--- Start of Records for processing ---
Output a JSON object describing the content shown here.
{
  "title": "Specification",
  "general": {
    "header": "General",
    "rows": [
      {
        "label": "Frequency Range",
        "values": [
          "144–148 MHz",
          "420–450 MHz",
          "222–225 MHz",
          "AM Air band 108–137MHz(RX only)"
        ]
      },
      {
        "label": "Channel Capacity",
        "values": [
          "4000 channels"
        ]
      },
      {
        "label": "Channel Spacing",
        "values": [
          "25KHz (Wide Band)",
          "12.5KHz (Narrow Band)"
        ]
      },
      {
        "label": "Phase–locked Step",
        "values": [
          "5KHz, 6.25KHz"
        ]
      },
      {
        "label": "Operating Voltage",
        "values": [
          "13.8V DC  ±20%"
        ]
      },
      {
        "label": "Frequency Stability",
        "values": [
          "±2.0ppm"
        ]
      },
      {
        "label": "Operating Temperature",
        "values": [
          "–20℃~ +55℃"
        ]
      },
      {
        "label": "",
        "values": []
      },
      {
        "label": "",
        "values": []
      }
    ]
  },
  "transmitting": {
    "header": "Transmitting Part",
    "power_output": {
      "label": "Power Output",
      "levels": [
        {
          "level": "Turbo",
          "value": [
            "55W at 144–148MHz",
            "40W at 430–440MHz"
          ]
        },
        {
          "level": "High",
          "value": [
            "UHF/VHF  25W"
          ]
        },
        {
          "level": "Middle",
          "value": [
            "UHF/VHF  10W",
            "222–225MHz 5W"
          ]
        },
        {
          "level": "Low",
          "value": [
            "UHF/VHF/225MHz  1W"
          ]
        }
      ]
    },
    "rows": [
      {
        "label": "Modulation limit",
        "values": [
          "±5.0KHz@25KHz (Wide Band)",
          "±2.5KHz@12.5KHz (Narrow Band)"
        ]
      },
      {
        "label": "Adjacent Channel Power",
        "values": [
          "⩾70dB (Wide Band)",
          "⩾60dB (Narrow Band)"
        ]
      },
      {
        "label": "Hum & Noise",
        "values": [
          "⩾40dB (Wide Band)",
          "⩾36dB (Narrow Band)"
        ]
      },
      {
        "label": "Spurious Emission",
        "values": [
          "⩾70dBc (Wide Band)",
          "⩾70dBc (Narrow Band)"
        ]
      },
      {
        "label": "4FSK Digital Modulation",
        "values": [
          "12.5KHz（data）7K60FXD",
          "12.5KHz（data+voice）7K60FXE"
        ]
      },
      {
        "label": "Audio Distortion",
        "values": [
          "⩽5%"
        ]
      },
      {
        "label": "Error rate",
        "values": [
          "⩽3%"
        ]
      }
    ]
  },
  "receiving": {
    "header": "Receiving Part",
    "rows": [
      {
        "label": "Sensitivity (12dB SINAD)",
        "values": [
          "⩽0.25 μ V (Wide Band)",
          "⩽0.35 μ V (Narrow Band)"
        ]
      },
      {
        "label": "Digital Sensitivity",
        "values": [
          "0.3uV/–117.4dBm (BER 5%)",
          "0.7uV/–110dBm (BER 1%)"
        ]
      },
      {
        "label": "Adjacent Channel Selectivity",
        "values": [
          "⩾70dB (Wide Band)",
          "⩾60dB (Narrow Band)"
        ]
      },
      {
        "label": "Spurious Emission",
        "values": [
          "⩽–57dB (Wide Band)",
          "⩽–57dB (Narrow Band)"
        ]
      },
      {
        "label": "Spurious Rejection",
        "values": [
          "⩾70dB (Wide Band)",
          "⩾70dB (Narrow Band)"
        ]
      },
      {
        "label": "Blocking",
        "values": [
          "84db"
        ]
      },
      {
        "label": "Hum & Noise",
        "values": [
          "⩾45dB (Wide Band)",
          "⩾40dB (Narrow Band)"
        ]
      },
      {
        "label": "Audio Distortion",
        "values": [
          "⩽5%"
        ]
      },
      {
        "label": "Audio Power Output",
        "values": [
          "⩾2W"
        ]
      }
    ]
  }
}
--- End of Records for processing ---
Copy every line of the entries above in which "Operating" occurs.

-- Correct response --
        "label": "Operating Voltage",
        "label": "Operating Temperature",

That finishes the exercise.